| Requirement |
Across all the records below, how many lines contain "nasal"? Respond with only the number.

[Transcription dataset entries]
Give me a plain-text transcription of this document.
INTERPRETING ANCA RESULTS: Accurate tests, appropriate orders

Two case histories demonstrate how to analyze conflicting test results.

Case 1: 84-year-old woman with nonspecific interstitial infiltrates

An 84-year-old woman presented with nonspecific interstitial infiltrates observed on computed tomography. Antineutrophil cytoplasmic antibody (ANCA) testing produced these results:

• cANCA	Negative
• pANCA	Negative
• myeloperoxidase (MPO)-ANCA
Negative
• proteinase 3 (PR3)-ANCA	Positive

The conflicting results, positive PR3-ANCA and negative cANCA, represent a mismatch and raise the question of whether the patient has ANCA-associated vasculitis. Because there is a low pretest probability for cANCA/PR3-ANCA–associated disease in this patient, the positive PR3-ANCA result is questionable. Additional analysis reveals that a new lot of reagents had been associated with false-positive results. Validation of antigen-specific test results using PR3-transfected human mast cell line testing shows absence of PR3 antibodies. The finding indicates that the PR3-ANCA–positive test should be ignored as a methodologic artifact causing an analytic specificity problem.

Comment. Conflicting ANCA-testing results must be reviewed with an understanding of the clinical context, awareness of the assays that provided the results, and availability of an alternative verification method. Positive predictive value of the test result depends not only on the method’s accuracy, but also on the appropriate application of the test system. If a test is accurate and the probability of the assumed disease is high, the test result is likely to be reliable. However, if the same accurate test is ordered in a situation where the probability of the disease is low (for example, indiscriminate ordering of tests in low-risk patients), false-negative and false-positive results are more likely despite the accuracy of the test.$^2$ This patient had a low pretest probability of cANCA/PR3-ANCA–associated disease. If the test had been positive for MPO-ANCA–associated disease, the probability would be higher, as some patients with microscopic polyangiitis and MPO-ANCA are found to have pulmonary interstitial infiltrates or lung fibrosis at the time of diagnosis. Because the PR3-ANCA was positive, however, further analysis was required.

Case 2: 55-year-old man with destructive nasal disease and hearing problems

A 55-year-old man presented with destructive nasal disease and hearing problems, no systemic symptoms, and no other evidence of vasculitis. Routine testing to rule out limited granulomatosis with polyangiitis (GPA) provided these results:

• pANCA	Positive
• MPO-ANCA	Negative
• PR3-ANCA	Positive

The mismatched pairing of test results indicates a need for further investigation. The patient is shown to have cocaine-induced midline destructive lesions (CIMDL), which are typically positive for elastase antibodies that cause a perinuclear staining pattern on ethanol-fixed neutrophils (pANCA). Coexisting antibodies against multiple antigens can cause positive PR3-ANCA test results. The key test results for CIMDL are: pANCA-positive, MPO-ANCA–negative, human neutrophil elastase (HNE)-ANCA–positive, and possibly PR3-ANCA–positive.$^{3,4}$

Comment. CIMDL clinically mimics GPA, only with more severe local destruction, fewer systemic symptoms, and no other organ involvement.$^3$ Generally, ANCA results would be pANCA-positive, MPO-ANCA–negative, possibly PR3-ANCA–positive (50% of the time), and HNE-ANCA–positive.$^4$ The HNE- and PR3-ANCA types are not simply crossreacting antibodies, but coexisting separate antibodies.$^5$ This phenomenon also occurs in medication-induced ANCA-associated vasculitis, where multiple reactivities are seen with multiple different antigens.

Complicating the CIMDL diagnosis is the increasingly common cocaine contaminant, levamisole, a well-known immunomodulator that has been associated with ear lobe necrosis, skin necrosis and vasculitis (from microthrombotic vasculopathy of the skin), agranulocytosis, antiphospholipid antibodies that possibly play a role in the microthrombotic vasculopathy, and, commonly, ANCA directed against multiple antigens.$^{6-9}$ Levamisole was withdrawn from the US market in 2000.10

| Expected answer |
2